*EXERCISE INSTRUCTIONS*
Report only the number of lines holding "screenshot".

*STORED RECORDS*
-------------------------

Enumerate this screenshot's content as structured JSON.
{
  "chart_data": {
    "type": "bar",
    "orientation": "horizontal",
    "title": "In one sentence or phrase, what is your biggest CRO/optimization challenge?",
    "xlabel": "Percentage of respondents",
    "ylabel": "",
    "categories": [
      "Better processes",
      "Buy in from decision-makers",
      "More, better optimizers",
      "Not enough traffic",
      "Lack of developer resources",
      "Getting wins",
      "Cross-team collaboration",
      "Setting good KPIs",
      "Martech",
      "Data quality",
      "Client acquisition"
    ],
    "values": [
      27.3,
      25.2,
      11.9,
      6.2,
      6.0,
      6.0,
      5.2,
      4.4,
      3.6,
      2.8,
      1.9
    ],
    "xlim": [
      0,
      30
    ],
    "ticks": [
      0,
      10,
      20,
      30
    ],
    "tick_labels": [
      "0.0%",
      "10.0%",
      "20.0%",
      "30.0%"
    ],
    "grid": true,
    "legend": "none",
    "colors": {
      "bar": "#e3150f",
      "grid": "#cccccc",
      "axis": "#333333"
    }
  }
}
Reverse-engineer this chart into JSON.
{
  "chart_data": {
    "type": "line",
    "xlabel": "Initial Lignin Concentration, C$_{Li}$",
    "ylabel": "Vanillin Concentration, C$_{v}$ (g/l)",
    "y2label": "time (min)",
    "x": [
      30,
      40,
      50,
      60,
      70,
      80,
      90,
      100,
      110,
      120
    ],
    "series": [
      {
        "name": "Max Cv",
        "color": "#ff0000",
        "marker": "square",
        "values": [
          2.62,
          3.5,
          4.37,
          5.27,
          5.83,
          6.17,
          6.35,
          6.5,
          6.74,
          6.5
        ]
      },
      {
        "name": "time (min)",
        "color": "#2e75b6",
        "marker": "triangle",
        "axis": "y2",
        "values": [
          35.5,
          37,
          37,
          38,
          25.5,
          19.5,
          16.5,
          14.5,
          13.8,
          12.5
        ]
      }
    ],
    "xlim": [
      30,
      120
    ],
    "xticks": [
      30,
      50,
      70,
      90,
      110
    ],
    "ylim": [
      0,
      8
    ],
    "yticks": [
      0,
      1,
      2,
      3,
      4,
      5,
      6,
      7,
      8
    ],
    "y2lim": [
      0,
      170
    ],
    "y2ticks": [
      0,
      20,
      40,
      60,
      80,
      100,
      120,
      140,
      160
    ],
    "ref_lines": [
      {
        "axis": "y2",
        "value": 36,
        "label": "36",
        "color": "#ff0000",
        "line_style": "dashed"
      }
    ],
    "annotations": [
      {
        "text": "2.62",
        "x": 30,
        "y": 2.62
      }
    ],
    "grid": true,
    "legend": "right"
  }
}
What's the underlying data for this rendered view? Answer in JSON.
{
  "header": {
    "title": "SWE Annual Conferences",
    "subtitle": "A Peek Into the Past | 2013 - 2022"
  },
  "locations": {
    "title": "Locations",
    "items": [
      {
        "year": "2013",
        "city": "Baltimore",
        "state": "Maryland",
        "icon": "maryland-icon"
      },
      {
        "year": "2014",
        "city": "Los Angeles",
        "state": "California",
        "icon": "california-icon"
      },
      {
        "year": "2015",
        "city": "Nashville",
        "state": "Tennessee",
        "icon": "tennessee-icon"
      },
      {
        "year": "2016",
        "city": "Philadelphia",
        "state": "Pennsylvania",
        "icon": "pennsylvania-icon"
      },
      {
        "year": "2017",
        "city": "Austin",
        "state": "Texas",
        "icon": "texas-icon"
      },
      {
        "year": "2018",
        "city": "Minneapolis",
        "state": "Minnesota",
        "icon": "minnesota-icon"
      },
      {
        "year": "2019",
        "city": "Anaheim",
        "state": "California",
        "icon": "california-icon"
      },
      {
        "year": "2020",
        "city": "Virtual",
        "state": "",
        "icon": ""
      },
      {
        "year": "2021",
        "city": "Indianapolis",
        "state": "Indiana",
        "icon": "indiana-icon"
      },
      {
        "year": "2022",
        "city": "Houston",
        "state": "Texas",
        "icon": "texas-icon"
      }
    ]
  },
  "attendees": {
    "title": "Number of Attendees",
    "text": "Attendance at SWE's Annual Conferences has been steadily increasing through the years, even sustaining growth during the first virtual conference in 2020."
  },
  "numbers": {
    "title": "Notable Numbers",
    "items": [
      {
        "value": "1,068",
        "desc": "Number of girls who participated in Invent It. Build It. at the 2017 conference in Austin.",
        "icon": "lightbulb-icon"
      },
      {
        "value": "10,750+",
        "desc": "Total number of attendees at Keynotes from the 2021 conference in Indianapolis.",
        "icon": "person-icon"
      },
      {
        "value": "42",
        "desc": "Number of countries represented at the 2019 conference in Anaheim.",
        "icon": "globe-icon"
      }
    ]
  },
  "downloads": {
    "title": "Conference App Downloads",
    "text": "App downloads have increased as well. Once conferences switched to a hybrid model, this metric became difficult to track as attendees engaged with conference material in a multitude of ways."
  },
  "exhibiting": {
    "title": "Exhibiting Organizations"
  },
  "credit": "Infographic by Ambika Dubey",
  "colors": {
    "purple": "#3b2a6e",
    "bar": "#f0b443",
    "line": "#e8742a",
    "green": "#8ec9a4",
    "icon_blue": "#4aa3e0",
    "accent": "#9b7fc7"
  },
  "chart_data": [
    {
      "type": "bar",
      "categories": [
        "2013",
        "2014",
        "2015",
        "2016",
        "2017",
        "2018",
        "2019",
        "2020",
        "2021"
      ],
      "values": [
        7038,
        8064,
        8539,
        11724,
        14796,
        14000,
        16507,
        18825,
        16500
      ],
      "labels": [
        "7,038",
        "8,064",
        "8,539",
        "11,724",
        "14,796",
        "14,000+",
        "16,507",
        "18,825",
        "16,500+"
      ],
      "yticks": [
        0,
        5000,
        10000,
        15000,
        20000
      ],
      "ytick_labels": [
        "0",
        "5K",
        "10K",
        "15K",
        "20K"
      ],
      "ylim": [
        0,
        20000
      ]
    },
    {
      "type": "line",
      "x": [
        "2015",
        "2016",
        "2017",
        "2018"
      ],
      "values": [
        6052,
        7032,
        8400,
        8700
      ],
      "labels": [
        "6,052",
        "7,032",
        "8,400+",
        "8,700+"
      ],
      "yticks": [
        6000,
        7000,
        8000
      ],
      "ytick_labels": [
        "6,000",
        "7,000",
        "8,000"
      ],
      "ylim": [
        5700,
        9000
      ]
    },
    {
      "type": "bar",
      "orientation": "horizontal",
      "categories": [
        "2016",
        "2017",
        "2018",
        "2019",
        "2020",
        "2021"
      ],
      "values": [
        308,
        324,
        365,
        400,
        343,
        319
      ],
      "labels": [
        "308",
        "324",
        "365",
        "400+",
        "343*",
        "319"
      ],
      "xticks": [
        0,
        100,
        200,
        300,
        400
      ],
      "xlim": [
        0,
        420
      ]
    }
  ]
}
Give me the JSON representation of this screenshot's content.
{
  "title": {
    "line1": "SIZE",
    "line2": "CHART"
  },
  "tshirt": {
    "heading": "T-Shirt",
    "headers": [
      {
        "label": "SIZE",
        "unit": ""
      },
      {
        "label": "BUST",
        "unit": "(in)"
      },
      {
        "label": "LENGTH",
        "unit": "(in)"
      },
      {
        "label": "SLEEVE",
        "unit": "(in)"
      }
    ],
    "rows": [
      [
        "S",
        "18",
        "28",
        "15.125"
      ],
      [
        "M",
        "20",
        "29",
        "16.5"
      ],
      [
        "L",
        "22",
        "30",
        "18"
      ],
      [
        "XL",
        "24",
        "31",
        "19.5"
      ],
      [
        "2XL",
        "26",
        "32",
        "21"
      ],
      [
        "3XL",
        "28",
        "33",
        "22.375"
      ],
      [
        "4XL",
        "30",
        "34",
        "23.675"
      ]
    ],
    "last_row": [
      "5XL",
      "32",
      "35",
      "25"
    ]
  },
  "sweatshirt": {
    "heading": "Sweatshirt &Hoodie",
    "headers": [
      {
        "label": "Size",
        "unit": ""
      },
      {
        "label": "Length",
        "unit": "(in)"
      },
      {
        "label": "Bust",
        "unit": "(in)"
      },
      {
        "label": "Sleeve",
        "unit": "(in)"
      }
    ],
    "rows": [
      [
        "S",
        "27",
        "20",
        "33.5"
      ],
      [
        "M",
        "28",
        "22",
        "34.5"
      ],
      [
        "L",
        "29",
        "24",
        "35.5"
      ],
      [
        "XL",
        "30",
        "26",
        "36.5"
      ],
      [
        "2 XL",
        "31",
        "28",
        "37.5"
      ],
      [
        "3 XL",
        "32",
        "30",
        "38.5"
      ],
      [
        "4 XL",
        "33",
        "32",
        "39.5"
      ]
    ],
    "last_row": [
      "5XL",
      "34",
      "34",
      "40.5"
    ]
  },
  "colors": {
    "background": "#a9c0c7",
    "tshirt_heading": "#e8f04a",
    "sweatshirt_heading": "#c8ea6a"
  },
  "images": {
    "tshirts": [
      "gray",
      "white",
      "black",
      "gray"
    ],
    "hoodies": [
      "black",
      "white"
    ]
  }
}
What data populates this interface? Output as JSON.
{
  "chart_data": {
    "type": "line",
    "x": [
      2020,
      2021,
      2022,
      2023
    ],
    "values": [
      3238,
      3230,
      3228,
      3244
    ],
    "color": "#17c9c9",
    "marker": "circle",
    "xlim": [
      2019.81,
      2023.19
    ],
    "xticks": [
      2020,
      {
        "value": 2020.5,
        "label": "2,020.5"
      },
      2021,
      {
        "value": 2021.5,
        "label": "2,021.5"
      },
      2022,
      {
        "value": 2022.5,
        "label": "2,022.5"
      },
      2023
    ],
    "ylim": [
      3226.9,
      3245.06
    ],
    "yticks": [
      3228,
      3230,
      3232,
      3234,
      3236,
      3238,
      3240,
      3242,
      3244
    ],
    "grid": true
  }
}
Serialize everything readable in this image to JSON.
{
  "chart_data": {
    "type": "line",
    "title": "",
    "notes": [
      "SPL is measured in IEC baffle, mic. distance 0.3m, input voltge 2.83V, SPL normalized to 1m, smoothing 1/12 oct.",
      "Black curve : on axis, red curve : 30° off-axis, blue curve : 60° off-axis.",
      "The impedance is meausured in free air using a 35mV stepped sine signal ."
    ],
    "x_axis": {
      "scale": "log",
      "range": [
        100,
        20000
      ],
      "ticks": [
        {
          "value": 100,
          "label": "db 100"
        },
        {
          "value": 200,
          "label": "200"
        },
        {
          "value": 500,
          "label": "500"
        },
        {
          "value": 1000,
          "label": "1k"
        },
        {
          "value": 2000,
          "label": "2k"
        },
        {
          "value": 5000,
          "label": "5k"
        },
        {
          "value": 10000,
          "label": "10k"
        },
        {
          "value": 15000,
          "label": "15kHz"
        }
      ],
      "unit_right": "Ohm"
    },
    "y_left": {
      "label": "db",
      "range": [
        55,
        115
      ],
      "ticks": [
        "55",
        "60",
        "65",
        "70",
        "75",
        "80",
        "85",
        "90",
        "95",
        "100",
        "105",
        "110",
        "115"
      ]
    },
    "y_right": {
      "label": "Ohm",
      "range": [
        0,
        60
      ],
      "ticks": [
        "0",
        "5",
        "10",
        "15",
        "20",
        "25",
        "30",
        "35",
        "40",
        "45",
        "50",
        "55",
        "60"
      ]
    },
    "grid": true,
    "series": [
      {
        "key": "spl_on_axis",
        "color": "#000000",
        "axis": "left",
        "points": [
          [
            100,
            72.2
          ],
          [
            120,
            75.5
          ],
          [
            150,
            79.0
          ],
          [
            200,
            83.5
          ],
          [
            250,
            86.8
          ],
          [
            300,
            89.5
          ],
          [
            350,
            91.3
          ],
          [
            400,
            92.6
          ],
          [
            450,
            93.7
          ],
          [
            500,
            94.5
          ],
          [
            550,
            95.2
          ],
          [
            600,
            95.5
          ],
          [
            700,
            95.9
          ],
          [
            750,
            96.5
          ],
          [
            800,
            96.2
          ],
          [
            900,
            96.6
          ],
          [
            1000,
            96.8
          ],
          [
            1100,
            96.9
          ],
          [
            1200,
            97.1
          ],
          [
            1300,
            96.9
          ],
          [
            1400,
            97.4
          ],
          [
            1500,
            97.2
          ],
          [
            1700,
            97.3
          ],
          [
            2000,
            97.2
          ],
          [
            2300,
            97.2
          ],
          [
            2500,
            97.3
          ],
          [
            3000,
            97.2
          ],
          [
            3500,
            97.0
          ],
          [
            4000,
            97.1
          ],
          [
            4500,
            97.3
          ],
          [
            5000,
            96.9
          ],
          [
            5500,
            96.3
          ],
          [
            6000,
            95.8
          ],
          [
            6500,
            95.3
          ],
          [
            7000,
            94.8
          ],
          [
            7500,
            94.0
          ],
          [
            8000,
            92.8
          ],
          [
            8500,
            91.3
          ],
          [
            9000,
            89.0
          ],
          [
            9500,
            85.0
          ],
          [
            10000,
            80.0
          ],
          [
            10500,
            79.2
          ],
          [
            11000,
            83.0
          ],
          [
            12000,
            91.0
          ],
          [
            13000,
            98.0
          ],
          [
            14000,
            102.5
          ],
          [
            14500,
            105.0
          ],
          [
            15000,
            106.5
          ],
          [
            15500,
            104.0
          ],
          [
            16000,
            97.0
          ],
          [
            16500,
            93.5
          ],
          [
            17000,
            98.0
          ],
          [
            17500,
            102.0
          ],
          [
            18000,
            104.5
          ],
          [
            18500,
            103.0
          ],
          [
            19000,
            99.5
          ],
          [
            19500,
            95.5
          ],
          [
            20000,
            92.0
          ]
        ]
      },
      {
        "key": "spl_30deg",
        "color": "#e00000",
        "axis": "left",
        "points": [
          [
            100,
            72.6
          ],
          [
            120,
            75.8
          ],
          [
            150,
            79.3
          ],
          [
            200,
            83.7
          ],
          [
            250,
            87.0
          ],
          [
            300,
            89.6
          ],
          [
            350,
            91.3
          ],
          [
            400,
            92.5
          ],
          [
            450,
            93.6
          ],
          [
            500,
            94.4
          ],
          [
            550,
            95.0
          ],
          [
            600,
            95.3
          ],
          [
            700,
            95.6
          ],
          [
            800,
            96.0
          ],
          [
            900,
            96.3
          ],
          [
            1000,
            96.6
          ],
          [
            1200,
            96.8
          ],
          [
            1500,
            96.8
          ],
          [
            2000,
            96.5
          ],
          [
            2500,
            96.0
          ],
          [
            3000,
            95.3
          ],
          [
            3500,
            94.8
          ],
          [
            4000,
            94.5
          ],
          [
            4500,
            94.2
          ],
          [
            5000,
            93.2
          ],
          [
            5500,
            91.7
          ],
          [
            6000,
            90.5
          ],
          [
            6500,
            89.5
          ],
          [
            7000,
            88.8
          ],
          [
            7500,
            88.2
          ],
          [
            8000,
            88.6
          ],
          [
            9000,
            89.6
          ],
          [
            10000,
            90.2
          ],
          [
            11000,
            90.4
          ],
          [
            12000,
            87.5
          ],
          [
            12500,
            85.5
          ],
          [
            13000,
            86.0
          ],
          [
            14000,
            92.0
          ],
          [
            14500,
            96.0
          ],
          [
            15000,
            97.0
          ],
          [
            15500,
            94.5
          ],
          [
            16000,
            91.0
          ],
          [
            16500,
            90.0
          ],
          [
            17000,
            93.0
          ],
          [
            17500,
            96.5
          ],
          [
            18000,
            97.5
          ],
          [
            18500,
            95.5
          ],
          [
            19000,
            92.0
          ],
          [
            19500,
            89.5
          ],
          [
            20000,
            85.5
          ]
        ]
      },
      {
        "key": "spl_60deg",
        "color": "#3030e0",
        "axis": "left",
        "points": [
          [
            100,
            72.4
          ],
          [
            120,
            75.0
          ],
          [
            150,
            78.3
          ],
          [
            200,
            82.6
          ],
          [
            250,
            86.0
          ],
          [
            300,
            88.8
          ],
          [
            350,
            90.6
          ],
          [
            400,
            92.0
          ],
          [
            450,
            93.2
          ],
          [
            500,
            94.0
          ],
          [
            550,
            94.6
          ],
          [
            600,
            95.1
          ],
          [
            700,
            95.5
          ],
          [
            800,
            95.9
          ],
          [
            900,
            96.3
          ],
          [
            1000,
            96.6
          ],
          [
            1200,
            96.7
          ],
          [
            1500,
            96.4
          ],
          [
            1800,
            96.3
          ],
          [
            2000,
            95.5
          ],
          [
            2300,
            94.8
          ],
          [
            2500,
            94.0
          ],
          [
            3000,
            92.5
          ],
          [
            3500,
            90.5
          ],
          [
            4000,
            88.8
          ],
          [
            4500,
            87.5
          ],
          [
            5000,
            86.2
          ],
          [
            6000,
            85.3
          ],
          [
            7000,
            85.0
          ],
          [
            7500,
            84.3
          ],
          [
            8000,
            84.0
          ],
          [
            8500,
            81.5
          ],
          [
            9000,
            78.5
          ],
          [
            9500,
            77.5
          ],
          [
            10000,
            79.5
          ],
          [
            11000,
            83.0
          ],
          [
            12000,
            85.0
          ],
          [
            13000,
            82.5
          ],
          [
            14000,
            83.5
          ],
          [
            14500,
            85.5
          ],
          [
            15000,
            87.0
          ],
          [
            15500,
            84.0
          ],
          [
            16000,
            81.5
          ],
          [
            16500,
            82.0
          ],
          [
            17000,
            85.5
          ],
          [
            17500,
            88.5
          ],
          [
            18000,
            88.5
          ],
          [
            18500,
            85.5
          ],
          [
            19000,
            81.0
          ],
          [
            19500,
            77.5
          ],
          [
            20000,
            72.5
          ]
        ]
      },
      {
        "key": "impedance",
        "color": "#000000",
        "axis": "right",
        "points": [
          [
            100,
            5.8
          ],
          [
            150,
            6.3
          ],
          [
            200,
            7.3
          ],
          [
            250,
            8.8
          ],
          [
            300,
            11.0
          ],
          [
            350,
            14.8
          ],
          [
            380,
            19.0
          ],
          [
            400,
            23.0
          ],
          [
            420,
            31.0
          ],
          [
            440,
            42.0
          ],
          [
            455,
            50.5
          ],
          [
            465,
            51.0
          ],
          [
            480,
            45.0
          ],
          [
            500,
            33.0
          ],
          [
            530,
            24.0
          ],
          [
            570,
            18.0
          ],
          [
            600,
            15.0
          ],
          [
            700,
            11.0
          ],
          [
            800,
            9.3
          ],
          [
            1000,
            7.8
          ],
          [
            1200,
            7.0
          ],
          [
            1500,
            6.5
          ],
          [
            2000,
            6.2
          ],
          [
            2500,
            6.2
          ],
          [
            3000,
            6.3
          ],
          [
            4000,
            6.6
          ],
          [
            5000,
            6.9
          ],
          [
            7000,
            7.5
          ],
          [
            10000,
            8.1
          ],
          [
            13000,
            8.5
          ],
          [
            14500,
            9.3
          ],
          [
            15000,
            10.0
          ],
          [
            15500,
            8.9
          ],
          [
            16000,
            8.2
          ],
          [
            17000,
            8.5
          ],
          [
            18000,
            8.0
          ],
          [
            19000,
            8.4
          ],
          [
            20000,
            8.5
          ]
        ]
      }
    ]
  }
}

-------------------------

*TASK RESULT*
2